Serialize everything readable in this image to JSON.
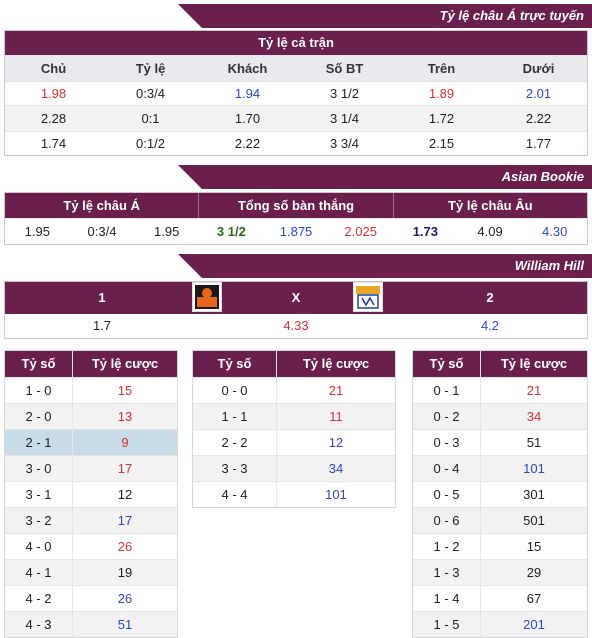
{
  "banners": {
    "live": "Tỷ lệ châu Á trực tuyến",
    "asian_bookie": "Asian Bookie",
    "william_hill": "William Hill"
  },
  "full_match": {
    "title": "Tỷ lệ cả trận",
    "headers": [
      "Chủ",
      "Tỷ lệ",
      "Khách",
      "Số BT",
      "Trên",
      "Dưới"
    ],
    "rows": [
      [
        "1.98",
        "0:3/4",
        "1.94",
        "3 1/2",
        "1.89",
        "2.01"
      ],
      [
        "2.28",
        "0:1",
        "1.70",
        "3 1/4",
        "1.72",
        "2.22"
      ],
      [
        "1.74",
        "0:1/2",
        "2.22",
        "3 3/4",
        "2.15",
        "1.77"
      ]
    ]
  },
  "asian_bookie": {
    "headers": [
      "Tỷ lệ châu Á",
      "Tổng số bàn thắng",
      "Tỷ lệ châu Âu"
    ],
    "values": [
      "1.95",
      "0:3/4",
      "1.95",
      "3 1/2",
      "1.875",
      "2.025",
      "1.73",
      "4.09",
      "4.30"
    ]
  },
  "william_hill": {
    "headers": [
      "1",
      "X",
      "2"
    ],
    "values": [
      "1.7",
      "4.33",
      "4.2"
    ],
    "home_logo": "home-team-logo",
    "away_logo": "away-team-logo"
  },
  "score_headers": [
    "Tỷ số",
    "Tỷ lệ cược"
  ],
  "home_scores": [
    [
      "1 - 0",
      "15"
    ],
    [
      "2 - 0",
      "13"
    ],
    [
      "2 - 1",
      "9"
    ],
    [
      "3 - 0",
      "17"
    ],
    [
      "3 - 1",
      "12"
    ],
    [
      "3 - 2",
      "17"
    ],
    [
      "4 - 0",
      "26"
    ],
    [
      "4 - 1",
      "19"
    ],
    [
      "4 - 2",
      "26"
    ],
    [
      "4 - 3",
      "51"
    ]
  ],
  "draw_scores": [
    [
      "0 - 0",
      "21"
    ],
    [
      "1 - 1",
      "11"
    ],
    [
      "2 - 2",
      "12"
    ],
    [
      "3 - 3",
      "34"
    ],
    [
      "4 - 4",
      "101"
    ]
  ],
  "away_scores": [
    [
      "0 - 1",
      "21"
    ],
    [
      "0 - 2",
      "34"
    ],
    [
      "0 - 3",
      "51"
    ],
    [
      "0 - 4",
      "101"
    ],
    [
      "0 - 5",
      "301"
    ],
    [
      "0 - 6",
      "501"
    ],
    [
      "1 - 2",
      "15"
    ],
    [
      "1 - 3",
      "29"
    ],
    [
      "1 - 4",
      "67"
    ],
    [
      "1 - 5",
      "201"
    ]
  ],
  "colors": {
    "brand": "#6b1f4d",
    "red": "#e0302f",
    "blue": "#2a47c8",
    "highlight": "#c7dce8"
  }
}
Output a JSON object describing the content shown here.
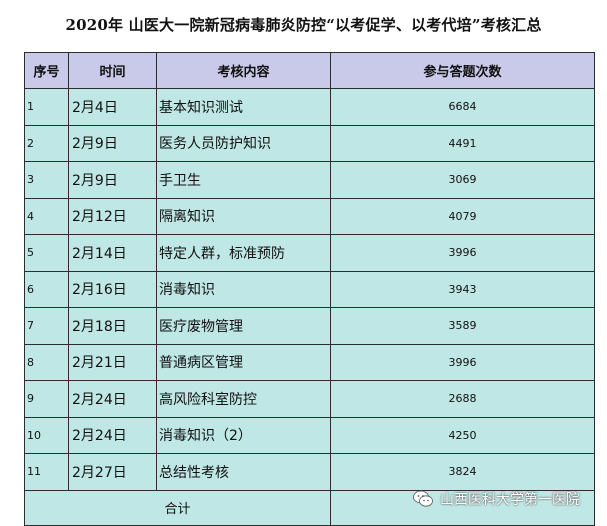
{
  "title": "2020年 山医大一院新冠病毒肺炎防控“以考促学、以考代培”考核汇总",
  "table": {
    "headers": {
      "no": "序号",
      "date": "时间",
      "topic": "考核内容",
      "count": "参与答题次数"
    },
    "rows": [
      {
        "no": "1",
        "date": "2月4日",
        "topic": "基本知识测试",
        "count": "6684"
      },
      {
        "no": "2",
        "date": "2月9日",
        "topic": "医务人员防护知识",
        "count": "4491"
      },
      {
        "no": "3",
        "date": "2月9日",
        "topic": "手卫生",
        "count": "3069"
      },
      {
        "no": "4",
        "date": "2月12日",
        "topic": "隔离知识",
        "count": "4079"
      },
      {
        "no": "5",
        "date": "2月14日",
        "topic": "特定人群，标准预防",
        "count": "3996"
      },
      {
        "no": "6",
        "date": "2月16日",
        "topic": "消毒知识",
        "count": "3943"
      },
      {
        "no": "7",
        "date": "2月18日",
        "topic": "医疗废物管理",
        "count": "3589"
      },
      {
        "no": "8",
        "date": "2月21日",
        "topic": "普通病区管理",
        "count": "3996"
      },
      {
        "no": "9",
        "date": "2月24日",
        "topic": "高风险科室防控",
        "count": "2688"
      },
      {
        "no": "10",
        "date": "2月24日",
        "topic": "消毒知识（2）",
        "count": "4250"
      },
      {
        "no": "11",
        "date": "2月27日",
        "topic": "总结性考核",
        "count": "3824"
      }
    ],
    "total_label": "合计"
  },
  "watermark": {
    "text": "山西医科大学第一医院",
    "icon": "wechat-icon"
  }
}
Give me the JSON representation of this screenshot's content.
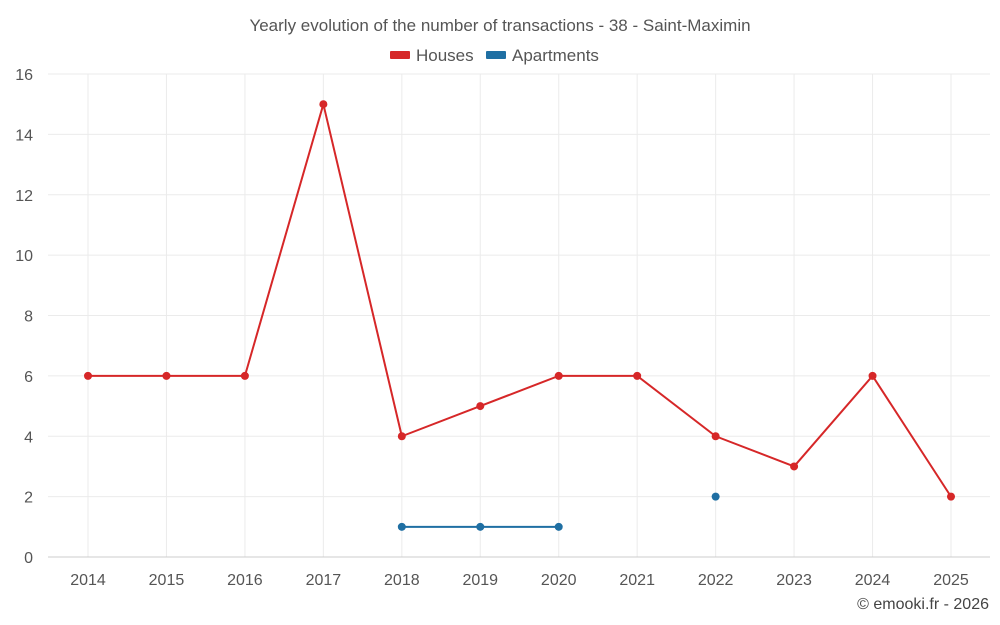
{
  "chart_data": {
    "type": "line",
    "title": "Yearly evolution of the number of transactions - 38 - Saint-Maximin",
    "xlabel": "",
    "ylabel": "",
    "categories": [
      "2014",
      "2015",
      "2016",
      "2017",
      "2018",
      "2019",
      "2020",
      "2021",
      "2022",
      "2023",
      "2024",
      "2025"
    ],
    "yticks": [
      "0",
      "2",
      "4",
      "6",
      "8",
      "10",
      "12",
      "14",
      "16"
    ],
    "ylim": [
      0,
      16
    ],
    "grid": true,
    "legend_position": "top-center",
    "series": [
      {
        "name": "Houses",
        "color": "#d62728",
        "values": [
          6,
          6,
          6,
          15,
          4,
          5,
          6,
          6,
          4,
          3,
          6,
          2
        ]
      },
      {
        "name": "Apartments",
        "color": "#1f6fa3",
        "values": [
          null,
          null,
          null,
          null,
          1,
          1,
          1,
          null,
          2,
          null,
          null,
          null
        ]
      }
    ]
  },
  "credit": "© emooki.fr - 2026"
}
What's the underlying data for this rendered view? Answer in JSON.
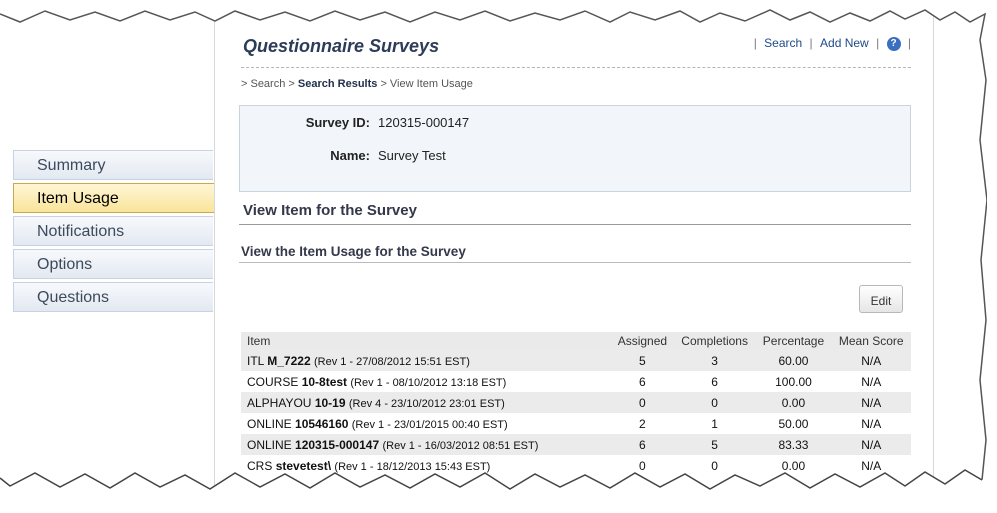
{
  "nav": {
    "items": [
      {
        "label": "Summary",
        "active": false
      },
      {
        "label": "Item Usage",
        "active": true
      },
      {
        "label": "Notifications",
        "active": false
      },
      {
        "label": "Options",
        "active": false
      },
      {
        "label": "Questions",
        "active": false
      }
    ]
  },
  "header": {
    "title": "Questionnaire Surveys",
    "links": {
      "search": "Search",
      "add_new": "Add New",
      "separator": "|"
    },
    "help_icon": "help-icon"
  },
  "breadcrumb": {
    "prefix": "> Search >",
    "current_parent": "Search Results",
    "tail": "> View Item Usage"
  },
  "survey": {
    "id_label": "Survey ID:",
    "id_value": "120315-000147",
    "name_label": "Name:",
    "name_value": "Survey Test"
  },
  "section": {
    "heading": "View Item for the Survey",
    "subheading": "View the Item Usage for the Survey"
  },
  "toolbar": {
    "edit_label": "Edit"
  },
  "table": {
    "columns": [
      "Item",
      "Assigned",
      "Completions",
      "Percentage",
      "Mean Score"
    ],
    "rows": [
      {
        "prefix": "ITL",
        "code": "M_7222",
        "rev": "(Rev 1 - 27/08/2012 15:51 EST)",
        "assigned": "5",
        "completions": "3",
        "percentage": "60.00",
        "mean": "N/A"
      },
      {
        "prefix": "COURSE",
        "code": "10-8test",
        "rev": "(Rev 1 - 08/10/2012 13:18 EST)",
        "assigned": "6",
        "completions": "6",
        "percentage": "100.00",
        "mean": "N/A"
      },
      {
        "prefix": "ALPHAYOU",
        "code": "10-19",
        "rev": "(Rev 4 - 23/10/2012 23:01 EST)",
        "assigned": "0",
        "completions": "0",
        "percentage": "0.00",
        "mean": "N/A"
      },
      {
        "prefix": "ONLINE",
        "code": "10546160",
        "rev": "(Rev 1 - 23/01/2015 00:40 EST)",
        "assigned": "2",
        "completions": "1",
        "percentage": "50.00",
        "mean": "N/A"
      },
      {
        "prefix": "ONLINE",
        "code": "120315-000147",
        "rev": "(Rev 1 - 16/03/2012 08:51 EST)",
        "assigned": "6",
        "completions": "5",
        "percentage": "83.33",
        "mean": "N/A"
      },
      {
        "prefix": "CRS",
        "code": "stevetest\\",
        "rev": "(Rev 1 - 18/12/2013 15:43 EST)",
        "assigned": "0",
        "completions": "0",
        "percentage": "0.00",
        "mean": "N/A"
      }
    ]
  },
  "colors": {
    "nav_active": "#f9e49a",
    "title": "#2d3c58",
    "link": "#1e4a8a",
    "infobox_bg": "#f2f6fa",
    "row_alt": "#ebebeb"
  }
}
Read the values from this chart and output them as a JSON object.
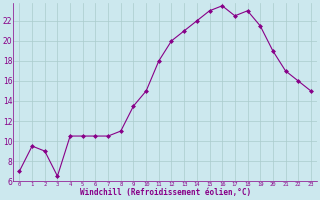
{
  "x": [
    0,
    1,
    2,
    3,
    4,
    5,
    6,
    7,
    8,
    9,
    10,
    11,
    12,
    13,
    14,
    15,
    16,
    17,
    18,
    19,
    20,
    21,
    22,
    23
  ],
  "y": [
    7,
    9.5,
    9,
    6.5,
    10.5,
    10.5,
    10.5,
    10.5,
    11,
    13.5,
    15,
    18,
    20,
    21,
    22,
    23,
    23.5,
    22.5,
    23,
    21.5,
    19,
    17,
    16,
    15
  ],
  "line_color": "#880088",
  "marker": "D",
  "marker_size": 2,
  "bg_color": "#cce8ee",
  "grid_color": "#aacccc",
  "xlabel": "Windchill (Refroidissement éolien,°C)",
  "xlabel_color": "#880088",
  "tick_color": "#880088",
  "ylim": [
    6,
    23.8
  ],
  "xlim": [
    -0.5,
    23.5
  ],
  "yticks": [
    6,
    8,
    10,
    12,
    14,
    16,
    18,
    20,
    22
  ],
  "xticks": [
    0,
    1,
    2,
    3,
    4,
    5,
    6,
    7,
    8,
    9,
    10,
    11,
    12,
    13,
    14,
    15,
    16,
    17,
    18,
    19,
    20,
    21,
    22,
    23
  ],
  "spine_color": "#880088"
}
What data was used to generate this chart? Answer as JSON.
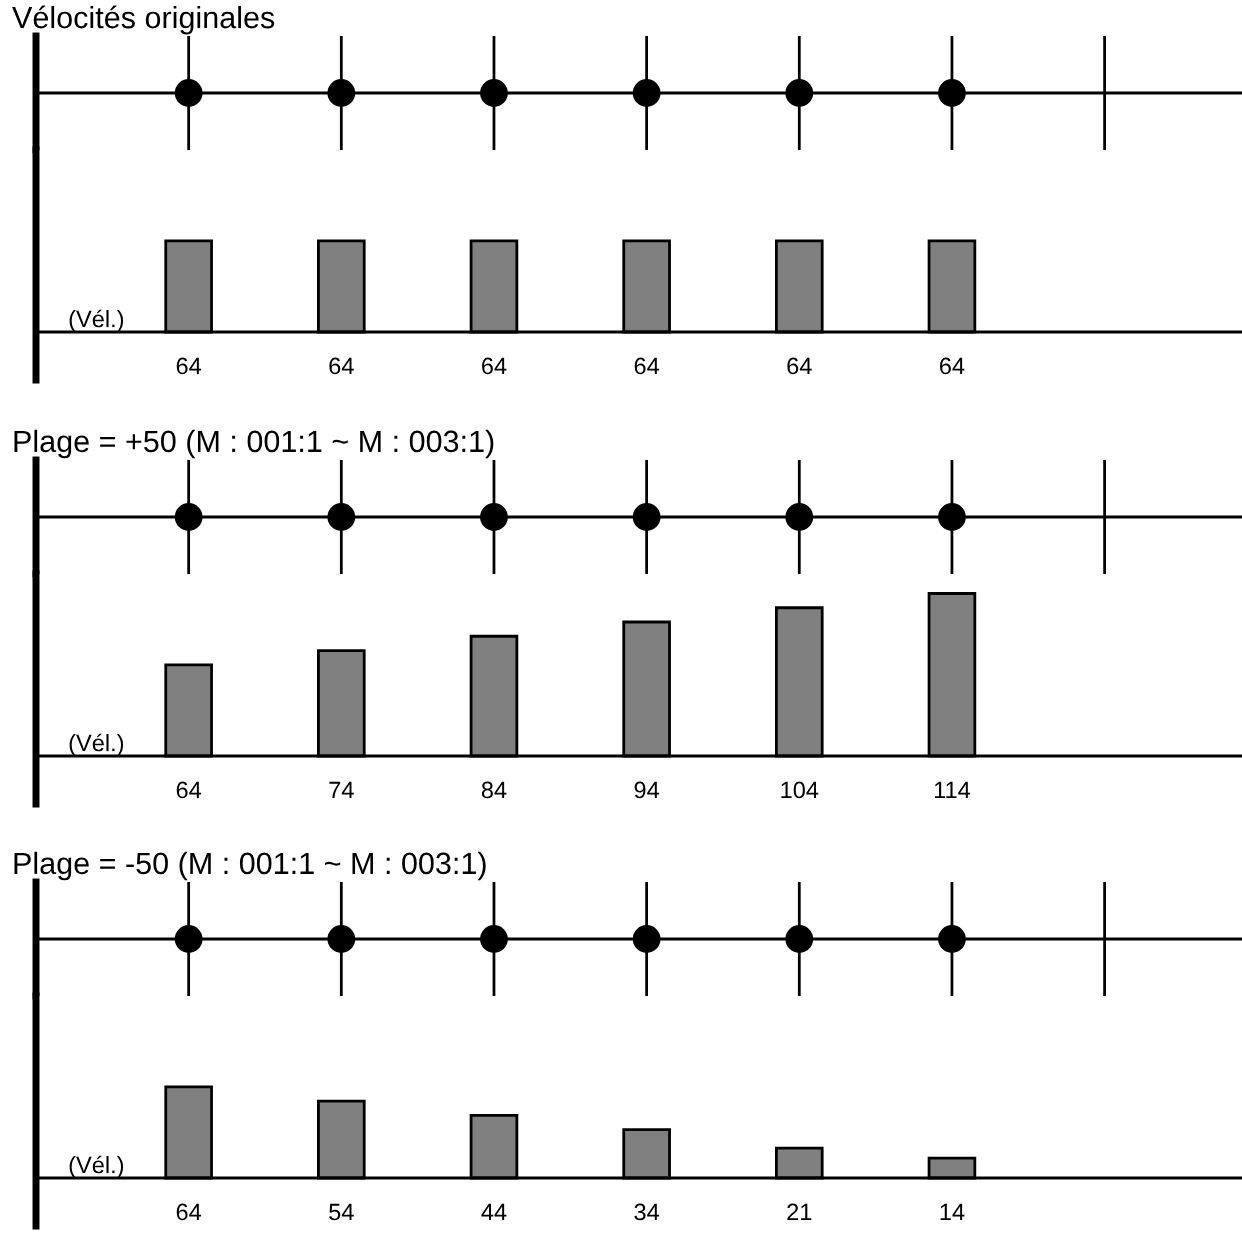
{
  "chart_data": [
    {
      "type": "bar",
      "title": "Vélocités originales",
      "ylabel": "(Vél.)",
      "categories": [
        null,
        null,
        null,
        null,
        null,
        null
      ],
      "values": [
        64,
        64,
        64,
        64,
        64,
        64
      ],
      "color": "#808080",
      "data_labels": true
    },
    {
      "type": "bar",
      "title": "Plage = +50 (M : 001:1 ~ M : 003:1)",
      "ylabel": "(Vél.)",
      "categories": [
        null,
        null,
        null,
        null,
        null,
        null
      ],
      "values": [
        64,
        74,
        84,
        94,
        104,
        114
      ],
      "color": "#808080",
      "data_labels": true
    },
    {
      "type": "bar",
      "title": "Plage = -50 (M : 001:1 ~ M : 003:1)",
      "ylabel": "(Vél.)",
      "categories": [
        null,
        null,
        null,
        null,
        null,
        null
      ],
      "values": [
        64,
        54,
        44,
        34,
        21,
        14
      ],
      "color": "#808080",
      "data_labels": true
    }
  ]
}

· · · ·

### Directive
Find how many lines of the entries contain "topic". Respond with the number only.

### Exercise answer
12